# Task directions:
Count how many lines hold the string "Load". Give that number alone.

# Data provided:

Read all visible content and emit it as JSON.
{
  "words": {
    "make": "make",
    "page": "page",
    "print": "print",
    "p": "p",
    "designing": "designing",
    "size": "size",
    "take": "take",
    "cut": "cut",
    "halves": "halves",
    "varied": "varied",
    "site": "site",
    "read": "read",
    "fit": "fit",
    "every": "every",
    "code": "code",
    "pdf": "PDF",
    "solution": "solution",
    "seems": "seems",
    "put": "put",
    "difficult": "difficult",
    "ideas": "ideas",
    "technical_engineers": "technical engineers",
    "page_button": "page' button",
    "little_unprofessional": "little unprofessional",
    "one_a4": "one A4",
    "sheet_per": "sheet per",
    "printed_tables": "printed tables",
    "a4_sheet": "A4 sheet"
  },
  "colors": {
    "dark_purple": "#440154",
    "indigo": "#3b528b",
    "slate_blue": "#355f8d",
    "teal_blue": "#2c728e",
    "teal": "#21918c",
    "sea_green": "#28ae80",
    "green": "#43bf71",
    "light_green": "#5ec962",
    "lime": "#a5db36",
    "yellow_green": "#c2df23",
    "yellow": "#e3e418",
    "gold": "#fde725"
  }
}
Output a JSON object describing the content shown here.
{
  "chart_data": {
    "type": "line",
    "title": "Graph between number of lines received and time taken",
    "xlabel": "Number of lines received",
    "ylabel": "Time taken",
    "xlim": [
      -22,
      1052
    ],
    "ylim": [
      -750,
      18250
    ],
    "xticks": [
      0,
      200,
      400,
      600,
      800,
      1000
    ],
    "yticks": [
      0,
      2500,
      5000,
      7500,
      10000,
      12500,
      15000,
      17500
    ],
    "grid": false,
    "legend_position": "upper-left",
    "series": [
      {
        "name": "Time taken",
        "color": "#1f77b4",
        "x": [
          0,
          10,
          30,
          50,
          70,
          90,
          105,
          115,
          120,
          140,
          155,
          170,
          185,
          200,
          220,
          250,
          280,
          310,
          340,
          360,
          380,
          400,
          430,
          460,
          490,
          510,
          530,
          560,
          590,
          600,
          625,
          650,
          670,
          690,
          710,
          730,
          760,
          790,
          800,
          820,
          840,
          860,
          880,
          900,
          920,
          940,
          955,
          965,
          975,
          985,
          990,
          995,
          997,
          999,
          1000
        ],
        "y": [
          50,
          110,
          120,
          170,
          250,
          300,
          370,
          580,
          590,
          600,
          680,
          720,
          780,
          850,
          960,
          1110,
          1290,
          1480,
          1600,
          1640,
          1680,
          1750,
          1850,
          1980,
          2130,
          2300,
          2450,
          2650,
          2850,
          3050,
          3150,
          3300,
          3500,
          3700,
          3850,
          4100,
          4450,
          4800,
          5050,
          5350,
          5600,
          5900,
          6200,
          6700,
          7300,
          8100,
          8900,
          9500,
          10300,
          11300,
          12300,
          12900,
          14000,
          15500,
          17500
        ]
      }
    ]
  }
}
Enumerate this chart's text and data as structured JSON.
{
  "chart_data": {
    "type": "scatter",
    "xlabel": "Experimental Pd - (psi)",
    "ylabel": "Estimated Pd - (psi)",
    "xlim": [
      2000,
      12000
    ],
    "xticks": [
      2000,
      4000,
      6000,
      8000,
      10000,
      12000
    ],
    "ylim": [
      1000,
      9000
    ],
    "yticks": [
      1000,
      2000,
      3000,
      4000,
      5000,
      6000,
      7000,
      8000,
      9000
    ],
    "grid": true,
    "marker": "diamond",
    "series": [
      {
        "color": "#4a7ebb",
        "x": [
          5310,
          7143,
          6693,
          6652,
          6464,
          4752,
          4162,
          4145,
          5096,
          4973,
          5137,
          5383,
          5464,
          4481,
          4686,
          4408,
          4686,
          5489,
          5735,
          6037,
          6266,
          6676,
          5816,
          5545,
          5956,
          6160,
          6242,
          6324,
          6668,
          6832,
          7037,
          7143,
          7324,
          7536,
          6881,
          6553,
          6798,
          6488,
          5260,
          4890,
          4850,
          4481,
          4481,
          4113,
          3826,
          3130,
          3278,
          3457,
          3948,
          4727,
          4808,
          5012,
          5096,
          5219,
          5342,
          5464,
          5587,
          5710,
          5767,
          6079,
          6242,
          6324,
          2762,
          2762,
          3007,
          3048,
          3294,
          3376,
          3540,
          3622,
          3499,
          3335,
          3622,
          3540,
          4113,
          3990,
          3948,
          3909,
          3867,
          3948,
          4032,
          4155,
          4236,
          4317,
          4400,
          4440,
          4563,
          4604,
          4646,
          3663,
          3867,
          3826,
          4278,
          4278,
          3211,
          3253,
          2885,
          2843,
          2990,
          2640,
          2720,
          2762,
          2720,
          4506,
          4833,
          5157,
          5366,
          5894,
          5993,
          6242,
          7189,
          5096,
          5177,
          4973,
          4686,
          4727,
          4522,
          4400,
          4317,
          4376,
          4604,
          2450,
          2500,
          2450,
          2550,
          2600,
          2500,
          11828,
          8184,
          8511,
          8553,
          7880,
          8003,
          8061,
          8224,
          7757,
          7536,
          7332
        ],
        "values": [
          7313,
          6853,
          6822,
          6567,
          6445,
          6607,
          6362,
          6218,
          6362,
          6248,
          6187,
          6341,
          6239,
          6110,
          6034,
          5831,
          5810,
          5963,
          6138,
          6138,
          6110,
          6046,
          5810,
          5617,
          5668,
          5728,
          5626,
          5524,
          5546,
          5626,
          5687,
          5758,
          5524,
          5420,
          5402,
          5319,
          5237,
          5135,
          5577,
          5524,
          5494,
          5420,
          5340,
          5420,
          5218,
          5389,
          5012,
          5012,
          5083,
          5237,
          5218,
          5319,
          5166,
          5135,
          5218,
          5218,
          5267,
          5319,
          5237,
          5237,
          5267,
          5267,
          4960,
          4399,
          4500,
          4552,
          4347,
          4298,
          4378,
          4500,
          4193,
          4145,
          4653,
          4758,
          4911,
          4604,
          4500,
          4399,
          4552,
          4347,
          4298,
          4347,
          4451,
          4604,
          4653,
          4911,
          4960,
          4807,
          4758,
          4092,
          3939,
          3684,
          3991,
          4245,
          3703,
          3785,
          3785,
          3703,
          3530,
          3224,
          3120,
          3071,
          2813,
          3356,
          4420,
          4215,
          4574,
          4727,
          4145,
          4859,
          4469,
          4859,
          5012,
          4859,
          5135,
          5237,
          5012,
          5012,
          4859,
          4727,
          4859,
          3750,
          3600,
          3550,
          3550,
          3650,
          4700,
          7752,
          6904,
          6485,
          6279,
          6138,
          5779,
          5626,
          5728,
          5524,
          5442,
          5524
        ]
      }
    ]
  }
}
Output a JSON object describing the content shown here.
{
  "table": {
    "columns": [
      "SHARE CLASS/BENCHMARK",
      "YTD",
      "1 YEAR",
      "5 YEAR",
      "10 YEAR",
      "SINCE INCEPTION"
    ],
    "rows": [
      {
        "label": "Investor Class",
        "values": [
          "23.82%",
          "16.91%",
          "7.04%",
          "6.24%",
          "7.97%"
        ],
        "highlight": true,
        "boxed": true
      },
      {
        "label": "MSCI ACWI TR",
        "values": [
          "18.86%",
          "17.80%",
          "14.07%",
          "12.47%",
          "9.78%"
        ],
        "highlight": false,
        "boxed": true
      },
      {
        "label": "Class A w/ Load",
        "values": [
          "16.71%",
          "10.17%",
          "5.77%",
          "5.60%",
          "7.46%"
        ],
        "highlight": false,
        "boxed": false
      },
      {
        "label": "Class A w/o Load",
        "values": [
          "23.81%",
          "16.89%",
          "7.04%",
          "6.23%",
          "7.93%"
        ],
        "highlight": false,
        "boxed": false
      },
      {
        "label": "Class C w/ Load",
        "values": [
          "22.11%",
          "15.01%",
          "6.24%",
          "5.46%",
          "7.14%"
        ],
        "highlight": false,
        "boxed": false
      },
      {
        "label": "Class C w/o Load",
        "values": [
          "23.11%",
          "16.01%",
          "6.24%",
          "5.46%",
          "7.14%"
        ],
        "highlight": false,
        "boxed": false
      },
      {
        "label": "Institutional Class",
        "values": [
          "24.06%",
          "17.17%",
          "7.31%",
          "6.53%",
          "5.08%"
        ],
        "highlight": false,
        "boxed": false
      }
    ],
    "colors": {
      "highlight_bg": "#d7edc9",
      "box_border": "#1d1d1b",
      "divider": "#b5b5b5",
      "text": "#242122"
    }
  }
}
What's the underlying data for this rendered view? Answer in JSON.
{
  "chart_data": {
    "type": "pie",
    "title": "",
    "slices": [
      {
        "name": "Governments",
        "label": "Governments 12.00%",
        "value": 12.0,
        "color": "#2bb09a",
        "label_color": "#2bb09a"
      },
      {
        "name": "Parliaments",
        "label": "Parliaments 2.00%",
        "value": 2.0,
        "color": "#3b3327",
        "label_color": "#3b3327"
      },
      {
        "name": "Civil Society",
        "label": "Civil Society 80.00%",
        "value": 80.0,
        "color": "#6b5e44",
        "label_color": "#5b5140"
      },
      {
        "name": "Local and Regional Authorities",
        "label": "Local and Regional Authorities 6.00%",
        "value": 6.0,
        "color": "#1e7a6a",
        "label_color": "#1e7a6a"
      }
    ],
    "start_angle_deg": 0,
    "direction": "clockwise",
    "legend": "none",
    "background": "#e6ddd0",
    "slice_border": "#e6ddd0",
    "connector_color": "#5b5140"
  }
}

# Result of the exercise:
4